Objective
Below are records; work out how many of their lines contain "Files" and give only that number.
** Begin Provided material **
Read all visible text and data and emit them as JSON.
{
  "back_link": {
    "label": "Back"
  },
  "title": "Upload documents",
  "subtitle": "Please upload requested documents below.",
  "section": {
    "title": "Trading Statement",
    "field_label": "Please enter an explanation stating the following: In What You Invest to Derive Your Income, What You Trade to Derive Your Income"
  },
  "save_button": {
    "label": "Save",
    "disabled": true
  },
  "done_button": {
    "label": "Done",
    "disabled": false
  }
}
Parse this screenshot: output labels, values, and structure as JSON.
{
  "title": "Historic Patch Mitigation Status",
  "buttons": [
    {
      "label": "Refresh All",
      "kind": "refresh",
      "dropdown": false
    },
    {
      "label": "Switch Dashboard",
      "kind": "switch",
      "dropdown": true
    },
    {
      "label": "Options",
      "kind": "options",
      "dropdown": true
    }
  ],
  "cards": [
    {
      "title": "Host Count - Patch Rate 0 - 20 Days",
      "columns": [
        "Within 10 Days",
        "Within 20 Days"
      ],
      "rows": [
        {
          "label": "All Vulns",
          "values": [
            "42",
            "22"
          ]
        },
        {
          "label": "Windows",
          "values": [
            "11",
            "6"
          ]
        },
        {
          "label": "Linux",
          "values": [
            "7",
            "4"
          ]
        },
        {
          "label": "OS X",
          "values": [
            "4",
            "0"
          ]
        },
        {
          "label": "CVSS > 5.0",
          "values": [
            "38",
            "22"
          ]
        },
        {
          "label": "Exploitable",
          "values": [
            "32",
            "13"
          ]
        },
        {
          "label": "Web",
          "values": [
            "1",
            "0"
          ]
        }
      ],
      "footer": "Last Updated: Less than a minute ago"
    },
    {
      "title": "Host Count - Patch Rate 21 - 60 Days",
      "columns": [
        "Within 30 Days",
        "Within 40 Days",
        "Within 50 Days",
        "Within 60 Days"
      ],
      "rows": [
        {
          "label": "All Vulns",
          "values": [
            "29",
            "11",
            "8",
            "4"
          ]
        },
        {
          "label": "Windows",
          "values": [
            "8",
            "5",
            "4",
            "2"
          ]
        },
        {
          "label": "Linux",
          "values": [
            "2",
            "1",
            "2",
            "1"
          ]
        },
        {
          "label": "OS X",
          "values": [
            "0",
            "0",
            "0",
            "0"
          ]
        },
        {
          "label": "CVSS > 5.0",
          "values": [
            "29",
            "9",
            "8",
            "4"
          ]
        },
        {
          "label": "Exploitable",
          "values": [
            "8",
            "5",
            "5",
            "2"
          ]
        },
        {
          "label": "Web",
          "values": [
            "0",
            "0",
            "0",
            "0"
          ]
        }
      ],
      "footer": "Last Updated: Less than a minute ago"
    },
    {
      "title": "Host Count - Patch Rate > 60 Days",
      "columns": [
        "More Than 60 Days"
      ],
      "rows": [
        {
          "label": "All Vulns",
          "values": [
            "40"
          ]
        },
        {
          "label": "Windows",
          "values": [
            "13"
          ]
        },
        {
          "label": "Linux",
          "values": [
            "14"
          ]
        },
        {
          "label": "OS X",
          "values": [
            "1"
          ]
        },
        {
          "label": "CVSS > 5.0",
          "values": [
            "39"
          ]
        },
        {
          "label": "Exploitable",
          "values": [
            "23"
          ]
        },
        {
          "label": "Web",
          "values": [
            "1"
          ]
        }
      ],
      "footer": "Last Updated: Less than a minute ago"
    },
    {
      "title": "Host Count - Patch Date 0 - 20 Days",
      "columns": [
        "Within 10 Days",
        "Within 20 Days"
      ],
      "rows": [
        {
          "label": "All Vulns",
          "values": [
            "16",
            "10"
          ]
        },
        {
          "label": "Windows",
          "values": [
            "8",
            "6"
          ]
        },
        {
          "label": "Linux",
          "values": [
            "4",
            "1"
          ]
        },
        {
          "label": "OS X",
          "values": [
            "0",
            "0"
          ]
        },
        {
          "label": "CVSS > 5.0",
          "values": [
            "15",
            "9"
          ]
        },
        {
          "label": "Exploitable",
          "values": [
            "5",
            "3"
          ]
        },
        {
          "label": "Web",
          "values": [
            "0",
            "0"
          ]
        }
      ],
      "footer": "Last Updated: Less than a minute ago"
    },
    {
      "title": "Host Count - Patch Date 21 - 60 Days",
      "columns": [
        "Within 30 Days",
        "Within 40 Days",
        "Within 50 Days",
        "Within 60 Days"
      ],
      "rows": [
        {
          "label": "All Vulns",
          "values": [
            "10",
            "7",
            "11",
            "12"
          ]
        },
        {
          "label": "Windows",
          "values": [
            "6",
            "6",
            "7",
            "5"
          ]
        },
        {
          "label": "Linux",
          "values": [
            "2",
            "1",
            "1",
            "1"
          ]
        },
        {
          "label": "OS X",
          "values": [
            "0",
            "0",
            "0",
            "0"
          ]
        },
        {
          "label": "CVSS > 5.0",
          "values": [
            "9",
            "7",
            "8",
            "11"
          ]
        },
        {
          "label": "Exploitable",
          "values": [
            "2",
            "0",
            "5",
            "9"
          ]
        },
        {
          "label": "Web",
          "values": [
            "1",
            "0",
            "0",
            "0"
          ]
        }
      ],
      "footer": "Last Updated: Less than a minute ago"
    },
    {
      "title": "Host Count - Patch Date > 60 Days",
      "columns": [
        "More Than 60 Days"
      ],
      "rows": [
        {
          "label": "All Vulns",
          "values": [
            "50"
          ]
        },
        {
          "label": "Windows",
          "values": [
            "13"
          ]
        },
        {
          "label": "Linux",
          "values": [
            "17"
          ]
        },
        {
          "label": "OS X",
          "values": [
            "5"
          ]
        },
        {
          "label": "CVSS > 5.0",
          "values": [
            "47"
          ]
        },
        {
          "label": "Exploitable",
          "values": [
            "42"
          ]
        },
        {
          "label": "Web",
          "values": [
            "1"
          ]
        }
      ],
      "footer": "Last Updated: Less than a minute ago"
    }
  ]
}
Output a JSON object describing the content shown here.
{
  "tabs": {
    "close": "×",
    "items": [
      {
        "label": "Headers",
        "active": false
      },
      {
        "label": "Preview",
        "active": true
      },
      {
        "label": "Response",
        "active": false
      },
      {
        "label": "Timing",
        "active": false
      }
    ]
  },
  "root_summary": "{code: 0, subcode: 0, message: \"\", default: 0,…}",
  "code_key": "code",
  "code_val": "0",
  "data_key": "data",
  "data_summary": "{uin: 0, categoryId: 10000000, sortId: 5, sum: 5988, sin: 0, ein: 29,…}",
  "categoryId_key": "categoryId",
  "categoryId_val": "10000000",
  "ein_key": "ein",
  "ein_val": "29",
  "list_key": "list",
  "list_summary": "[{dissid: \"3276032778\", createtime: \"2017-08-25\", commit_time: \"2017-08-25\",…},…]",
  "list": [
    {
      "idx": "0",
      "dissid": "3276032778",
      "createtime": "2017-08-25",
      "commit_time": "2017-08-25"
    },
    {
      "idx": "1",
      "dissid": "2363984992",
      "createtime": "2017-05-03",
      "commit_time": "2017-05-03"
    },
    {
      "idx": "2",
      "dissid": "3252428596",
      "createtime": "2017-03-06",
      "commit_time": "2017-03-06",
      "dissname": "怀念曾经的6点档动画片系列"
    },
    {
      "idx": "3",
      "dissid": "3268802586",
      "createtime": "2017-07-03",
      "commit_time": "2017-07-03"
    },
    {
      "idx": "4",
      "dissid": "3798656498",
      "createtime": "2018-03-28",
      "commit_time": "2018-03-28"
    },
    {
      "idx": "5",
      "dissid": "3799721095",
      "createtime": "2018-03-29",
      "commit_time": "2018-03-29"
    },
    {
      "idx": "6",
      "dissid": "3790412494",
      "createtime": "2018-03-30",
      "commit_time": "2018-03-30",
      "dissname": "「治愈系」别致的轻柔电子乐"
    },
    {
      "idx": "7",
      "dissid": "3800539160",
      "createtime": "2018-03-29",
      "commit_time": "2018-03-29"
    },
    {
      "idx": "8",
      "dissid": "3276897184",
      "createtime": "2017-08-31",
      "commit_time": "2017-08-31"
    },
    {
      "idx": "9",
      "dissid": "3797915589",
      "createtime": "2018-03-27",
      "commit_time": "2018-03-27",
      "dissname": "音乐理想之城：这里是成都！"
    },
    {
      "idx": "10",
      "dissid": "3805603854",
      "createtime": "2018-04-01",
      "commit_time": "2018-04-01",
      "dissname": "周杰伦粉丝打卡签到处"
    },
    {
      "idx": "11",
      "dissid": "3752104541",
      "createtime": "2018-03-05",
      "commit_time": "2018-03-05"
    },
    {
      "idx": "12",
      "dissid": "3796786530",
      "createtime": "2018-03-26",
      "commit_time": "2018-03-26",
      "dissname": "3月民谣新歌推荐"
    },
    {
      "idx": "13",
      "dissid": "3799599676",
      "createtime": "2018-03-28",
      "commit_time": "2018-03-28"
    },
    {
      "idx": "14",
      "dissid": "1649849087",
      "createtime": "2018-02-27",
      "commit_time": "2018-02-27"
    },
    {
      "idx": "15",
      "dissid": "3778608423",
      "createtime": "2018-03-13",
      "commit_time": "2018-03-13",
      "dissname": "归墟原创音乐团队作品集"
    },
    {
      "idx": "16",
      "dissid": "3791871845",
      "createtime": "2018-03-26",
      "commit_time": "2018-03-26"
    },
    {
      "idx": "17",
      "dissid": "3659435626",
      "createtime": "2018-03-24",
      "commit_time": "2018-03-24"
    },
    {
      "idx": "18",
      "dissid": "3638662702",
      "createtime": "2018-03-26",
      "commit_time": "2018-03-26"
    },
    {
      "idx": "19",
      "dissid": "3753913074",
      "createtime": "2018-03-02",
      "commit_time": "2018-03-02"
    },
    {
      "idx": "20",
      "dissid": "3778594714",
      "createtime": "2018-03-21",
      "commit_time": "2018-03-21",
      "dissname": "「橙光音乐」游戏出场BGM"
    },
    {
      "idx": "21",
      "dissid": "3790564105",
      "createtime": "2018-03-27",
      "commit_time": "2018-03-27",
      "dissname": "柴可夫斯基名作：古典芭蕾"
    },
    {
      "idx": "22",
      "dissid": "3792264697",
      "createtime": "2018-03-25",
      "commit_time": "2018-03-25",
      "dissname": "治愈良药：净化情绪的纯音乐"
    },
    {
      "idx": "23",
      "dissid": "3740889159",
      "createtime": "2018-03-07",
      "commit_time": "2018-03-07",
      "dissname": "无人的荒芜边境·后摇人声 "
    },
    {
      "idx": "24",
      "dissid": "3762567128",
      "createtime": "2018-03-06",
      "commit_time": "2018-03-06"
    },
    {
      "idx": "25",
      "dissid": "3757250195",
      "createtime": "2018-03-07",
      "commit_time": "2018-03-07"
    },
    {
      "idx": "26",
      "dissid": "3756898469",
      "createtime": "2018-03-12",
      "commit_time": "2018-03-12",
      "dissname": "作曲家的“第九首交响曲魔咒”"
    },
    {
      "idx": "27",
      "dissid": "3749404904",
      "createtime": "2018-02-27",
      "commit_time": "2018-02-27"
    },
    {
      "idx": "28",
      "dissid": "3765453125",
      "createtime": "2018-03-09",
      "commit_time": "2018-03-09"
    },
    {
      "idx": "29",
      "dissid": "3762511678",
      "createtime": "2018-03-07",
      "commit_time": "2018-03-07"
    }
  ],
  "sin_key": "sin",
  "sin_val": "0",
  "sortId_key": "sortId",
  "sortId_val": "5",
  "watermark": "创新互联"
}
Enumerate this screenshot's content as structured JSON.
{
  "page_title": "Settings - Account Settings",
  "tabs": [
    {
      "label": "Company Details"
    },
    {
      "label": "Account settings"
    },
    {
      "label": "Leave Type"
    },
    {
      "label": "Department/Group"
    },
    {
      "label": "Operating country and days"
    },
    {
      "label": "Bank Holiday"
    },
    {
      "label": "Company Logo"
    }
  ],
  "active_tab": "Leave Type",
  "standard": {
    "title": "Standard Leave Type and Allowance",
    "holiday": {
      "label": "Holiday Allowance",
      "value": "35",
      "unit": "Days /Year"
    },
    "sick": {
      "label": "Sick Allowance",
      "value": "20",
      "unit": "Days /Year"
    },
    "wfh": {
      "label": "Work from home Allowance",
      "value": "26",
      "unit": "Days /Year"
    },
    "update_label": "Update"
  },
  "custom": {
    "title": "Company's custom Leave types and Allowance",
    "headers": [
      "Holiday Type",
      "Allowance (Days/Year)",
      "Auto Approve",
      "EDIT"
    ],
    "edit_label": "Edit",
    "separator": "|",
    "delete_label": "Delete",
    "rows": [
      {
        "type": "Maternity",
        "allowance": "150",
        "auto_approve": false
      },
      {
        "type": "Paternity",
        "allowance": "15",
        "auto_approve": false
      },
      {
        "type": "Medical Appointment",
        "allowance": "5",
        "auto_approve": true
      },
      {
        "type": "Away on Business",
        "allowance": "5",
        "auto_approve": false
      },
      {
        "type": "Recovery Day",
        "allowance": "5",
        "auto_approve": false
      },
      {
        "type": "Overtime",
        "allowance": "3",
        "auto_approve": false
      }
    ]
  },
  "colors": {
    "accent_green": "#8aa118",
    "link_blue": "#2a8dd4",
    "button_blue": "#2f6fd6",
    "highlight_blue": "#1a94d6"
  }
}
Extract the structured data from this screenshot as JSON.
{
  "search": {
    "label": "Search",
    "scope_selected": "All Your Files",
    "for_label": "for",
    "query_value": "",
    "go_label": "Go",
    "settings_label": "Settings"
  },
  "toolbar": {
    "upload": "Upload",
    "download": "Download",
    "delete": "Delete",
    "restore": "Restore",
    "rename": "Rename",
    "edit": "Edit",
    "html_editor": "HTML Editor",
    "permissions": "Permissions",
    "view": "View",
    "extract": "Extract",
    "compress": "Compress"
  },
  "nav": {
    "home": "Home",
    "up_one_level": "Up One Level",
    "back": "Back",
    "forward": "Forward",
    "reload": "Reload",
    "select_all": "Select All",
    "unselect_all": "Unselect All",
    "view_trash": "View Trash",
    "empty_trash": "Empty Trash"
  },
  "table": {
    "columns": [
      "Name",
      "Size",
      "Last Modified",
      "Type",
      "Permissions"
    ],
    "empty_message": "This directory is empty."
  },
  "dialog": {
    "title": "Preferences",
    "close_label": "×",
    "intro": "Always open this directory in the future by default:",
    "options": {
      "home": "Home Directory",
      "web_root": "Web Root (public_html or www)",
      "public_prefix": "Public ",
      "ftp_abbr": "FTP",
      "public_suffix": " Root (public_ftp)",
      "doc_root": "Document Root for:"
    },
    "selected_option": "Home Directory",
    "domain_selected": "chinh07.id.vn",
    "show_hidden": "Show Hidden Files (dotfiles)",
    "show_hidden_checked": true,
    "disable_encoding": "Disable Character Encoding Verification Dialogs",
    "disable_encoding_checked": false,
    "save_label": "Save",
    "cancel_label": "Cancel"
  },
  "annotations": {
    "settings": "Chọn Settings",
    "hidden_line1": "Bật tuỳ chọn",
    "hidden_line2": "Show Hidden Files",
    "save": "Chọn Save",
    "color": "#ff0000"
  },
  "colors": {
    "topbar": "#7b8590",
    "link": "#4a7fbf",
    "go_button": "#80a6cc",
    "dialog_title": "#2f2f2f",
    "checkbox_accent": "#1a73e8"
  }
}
** End Provided material **
Complete answer
3